§ **The problem**
Check each line of the records below for the word "giunti" and copy those where it appears.

§ **Stored rows**
··········
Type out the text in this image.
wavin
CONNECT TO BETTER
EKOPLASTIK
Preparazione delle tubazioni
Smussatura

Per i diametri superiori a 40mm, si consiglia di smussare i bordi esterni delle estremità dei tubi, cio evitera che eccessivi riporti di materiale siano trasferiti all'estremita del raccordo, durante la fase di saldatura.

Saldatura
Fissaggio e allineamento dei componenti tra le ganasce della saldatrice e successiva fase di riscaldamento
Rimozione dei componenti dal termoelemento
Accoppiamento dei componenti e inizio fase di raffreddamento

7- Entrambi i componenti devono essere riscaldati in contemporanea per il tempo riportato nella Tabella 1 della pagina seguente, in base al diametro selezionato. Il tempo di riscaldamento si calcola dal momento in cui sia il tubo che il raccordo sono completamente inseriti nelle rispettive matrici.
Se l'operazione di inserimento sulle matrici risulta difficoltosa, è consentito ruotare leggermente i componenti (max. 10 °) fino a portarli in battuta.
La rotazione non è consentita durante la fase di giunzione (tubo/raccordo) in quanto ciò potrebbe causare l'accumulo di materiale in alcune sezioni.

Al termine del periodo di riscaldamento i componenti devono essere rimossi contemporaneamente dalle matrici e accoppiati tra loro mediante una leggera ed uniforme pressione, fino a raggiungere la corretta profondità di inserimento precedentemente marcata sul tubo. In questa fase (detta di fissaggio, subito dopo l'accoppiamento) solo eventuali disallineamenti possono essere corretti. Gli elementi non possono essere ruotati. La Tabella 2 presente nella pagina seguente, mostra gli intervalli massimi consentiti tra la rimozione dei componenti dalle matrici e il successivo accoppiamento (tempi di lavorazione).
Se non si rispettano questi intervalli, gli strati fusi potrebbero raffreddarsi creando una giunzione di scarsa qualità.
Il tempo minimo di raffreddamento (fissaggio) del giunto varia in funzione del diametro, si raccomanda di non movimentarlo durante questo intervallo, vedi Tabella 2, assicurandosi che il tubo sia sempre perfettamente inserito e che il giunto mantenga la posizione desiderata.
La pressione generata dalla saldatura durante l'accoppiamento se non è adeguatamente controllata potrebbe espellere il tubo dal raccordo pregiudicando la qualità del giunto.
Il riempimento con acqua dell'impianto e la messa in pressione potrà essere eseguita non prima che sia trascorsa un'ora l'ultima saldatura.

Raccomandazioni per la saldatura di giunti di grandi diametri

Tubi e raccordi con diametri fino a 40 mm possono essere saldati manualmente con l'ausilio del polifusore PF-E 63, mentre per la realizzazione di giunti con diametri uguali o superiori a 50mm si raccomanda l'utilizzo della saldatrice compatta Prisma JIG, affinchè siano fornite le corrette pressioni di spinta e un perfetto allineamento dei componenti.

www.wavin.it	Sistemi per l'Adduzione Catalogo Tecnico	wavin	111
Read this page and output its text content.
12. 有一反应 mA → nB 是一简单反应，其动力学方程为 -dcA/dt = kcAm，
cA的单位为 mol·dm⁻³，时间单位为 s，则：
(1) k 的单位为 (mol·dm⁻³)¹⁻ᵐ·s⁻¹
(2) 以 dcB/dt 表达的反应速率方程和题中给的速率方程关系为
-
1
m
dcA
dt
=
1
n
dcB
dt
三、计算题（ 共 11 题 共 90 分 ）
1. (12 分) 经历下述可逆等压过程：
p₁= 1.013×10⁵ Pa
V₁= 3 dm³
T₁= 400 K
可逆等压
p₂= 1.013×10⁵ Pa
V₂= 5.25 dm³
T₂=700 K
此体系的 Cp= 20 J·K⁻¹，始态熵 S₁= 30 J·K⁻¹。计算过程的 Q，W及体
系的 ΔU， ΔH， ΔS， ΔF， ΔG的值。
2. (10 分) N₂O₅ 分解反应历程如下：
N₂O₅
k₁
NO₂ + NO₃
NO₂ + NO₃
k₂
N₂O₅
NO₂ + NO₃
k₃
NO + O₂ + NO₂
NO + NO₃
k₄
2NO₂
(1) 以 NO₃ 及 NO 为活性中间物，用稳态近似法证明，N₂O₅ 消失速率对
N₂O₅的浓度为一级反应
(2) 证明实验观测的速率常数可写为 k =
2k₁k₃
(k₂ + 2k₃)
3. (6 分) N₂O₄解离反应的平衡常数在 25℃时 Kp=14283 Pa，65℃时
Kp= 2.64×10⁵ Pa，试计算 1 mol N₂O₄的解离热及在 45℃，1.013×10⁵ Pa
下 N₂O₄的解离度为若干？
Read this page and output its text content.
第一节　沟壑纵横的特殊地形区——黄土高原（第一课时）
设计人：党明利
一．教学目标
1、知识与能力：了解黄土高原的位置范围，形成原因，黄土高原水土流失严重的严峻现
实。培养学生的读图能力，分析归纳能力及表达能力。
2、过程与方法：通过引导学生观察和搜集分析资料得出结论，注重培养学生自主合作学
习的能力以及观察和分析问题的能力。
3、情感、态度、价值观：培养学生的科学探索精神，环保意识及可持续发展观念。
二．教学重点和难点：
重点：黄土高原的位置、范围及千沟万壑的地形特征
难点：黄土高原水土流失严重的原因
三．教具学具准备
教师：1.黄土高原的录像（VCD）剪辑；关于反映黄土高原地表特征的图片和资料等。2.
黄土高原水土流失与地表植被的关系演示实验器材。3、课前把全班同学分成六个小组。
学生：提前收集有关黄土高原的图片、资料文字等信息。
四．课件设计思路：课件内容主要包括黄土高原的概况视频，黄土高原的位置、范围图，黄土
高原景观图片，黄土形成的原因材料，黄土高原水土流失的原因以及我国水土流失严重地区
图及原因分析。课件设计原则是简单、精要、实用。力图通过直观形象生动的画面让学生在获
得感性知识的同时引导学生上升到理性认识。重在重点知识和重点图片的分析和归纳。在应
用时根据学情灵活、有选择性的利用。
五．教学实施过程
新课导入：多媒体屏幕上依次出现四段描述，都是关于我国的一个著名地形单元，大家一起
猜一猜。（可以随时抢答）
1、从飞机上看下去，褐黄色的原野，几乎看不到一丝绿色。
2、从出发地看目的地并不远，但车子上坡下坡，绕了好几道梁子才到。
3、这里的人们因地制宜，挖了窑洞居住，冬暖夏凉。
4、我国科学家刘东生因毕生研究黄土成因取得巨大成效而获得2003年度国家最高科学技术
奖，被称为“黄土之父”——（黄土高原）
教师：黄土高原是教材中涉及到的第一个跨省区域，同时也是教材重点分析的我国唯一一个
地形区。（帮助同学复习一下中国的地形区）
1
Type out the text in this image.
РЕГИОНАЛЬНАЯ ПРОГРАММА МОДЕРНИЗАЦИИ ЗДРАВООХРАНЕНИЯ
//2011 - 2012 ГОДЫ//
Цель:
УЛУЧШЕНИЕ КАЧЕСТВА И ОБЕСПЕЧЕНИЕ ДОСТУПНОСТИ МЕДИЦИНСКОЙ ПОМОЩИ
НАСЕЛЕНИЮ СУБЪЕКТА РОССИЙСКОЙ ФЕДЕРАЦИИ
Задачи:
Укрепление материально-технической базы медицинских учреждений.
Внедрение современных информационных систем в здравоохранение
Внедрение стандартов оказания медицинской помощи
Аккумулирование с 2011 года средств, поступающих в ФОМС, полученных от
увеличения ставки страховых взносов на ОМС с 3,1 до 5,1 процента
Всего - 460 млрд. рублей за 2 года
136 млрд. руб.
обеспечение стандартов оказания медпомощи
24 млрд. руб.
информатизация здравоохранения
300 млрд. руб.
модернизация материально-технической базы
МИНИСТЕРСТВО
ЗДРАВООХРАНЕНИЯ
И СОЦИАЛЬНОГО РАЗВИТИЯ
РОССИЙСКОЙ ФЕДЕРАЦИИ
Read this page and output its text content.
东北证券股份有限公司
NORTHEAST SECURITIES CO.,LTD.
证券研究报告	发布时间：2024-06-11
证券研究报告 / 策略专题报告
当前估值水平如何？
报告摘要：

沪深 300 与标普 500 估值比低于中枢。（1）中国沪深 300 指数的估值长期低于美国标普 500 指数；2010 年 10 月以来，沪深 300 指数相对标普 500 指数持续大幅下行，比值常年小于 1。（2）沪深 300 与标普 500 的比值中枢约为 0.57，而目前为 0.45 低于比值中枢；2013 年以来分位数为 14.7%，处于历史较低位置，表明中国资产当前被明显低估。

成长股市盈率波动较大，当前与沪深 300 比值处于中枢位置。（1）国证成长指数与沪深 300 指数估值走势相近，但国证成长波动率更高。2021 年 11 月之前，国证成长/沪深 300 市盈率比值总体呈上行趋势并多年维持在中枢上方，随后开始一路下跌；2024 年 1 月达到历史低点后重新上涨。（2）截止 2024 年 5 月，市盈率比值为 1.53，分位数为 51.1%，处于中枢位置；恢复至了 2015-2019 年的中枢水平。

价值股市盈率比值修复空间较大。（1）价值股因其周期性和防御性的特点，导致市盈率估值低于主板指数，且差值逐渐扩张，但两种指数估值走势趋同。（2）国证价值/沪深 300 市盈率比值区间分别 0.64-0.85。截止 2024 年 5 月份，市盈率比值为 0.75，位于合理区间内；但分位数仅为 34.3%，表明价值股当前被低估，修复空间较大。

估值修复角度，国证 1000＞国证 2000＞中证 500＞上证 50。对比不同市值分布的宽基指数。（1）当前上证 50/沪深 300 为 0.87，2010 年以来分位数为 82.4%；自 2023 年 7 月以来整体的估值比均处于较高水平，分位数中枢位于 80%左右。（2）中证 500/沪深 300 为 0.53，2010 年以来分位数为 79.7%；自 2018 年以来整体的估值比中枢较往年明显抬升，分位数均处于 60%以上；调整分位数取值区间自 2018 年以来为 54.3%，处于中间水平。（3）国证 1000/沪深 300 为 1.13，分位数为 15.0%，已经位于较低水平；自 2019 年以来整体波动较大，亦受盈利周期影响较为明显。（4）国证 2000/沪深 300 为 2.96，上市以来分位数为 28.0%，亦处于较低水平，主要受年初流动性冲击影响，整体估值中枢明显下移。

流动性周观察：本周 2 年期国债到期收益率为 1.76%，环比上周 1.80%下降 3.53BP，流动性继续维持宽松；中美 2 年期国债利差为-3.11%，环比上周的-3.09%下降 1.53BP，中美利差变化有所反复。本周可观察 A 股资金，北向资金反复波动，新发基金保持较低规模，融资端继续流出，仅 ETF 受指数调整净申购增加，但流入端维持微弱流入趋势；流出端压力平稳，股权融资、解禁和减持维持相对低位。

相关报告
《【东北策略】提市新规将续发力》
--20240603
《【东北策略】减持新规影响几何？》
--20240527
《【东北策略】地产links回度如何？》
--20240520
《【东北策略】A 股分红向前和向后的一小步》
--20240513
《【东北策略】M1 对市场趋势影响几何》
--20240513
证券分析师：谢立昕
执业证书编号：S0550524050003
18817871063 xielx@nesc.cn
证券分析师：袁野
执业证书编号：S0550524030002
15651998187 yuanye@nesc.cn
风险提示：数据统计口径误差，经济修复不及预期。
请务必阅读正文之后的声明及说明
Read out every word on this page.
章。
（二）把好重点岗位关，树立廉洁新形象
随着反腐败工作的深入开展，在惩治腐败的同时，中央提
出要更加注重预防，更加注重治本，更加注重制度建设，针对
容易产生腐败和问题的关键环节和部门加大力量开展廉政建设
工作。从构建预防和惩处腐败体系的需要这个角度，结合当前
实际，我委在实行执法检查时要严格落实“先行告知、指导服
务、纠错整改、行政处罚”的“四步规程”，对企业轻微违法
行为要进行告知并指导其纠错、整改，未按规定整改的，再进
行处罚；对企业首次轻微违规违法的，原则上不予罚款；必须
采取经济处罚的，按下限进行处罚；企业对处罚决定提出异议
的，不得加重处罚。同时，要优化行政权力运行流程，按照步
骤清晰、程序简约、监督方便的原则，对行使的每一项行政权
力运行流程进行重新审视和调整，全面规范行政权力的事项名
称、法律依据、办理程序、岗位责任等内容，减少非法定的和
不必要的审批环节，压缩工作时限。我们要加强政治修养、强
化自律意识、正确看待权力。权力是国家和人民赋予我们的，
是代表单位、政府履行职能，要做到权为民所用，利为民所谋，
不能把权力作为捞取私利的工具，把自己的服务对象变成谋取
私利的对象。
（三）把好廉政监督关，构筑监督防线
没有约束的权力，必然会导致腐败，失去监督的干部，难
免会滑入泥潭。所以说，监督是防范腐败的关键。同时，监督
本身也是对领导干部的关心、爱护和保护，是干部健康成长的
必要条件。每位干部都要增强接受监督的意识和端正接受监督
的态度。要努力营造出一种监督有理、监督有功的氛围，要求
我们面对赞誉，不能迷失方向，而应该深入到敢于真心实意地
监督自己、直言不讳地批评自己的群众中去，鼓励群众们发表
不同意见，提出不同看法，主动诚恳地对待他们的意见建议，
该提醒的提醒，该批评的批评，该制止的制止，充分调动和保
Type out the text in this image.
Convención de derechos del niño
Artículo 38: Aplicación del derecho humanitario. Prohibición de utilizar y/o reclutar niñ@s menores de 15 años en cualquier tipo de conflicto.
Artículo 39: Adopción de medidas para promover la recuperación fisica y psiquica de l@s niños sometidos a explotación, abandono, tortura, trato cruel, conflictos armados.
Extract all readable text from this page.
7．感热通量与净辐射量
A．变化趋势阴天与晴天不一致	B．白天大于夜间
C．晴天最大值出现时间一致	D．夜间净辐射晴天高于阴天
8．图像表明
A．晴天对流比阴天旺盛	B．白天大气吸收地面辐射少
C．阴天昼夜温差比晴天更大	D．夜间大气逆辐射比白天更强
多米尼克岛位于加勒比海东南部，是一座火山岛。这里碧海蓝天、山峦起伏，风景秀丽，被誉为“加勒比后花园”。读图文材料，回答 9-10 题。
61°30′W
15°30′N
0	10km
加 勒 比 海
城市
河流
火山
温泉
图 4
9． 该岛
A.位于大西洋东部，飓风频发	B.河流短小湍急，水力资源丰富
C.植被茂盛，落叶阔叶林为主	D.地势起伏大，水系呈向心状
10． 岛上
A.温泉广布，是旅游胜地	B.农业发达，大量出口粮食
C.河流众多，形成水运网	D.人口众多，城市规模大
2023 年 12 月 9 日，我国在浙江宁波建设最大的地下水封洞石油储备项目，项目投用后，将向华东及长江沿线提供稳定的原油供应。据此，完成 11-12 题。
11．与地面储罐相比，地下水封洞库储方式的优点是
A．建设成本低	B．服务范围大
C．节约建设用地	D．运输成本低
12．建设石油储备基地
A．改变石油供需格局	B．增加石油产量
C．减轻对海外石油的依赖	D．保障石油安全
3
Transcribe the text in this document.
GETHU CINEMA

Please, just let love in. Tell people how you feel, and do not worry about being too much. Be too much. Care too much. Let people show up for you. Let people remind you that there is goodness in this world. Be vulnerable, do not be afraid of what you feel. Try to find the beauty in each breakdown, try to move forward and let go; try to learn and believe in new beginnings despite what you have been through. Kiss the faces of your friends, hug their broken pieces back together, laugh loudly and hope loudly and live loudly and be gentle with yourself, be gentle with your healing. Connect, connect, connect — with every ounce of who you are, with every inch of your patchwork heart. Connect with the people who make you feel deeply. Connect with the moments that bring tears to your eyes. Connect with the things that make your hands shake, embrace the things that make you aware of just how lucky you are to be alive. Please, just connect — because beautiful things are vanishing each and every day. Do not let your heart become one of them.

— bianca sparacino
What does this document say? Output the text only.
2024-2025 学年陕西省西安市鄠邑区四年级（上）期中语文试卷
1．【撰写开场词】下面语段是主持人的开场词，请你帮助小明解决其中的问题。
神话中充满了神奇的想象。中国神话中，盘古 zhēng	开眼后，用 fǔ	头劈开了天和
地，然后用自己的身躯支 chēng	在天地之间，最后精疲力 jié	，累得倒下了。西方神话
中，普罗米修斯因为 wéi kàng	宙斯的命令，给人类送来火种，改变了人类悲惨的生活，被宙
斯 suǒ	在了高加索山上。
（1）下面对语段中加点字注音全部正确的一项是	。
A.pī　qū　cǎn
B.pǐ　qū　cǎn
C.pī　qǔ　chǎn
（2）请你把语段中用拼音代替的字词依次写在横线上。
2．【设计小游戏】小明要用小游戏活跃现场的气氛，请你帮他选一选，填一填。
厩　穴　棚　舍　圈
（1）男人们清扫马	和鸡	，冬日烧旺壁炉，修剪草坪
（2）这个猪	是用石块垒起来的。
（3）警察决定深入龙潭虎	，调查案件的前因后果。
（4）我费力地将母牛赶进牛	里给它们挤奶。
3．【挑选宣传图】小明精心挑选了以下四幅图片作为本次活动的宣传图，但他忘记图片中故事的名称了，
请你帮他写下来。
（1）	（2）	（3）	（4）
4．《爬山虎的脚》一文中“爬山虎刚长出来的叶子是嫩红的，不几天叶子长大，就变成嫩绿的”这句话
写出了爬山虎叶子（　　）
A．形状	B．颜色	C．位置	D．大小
··········
§ **Finished answer**
Raccomandazioni per la saldatura di giunti di grandi diametri
Tubi e raccordi con diametri fino a 40 mm possono essere saldati manualmente con l'ausilio del polifusore PF-E 63, mentre per la realizzazione di giunti con diametri uguali o superiori a 50mm si raccomanda l'utilizzo della saldatrice compatta Prisma JIG, affinchè siano fornite le corrette pressioni di spinta e un perfetto allineamento dei componenti.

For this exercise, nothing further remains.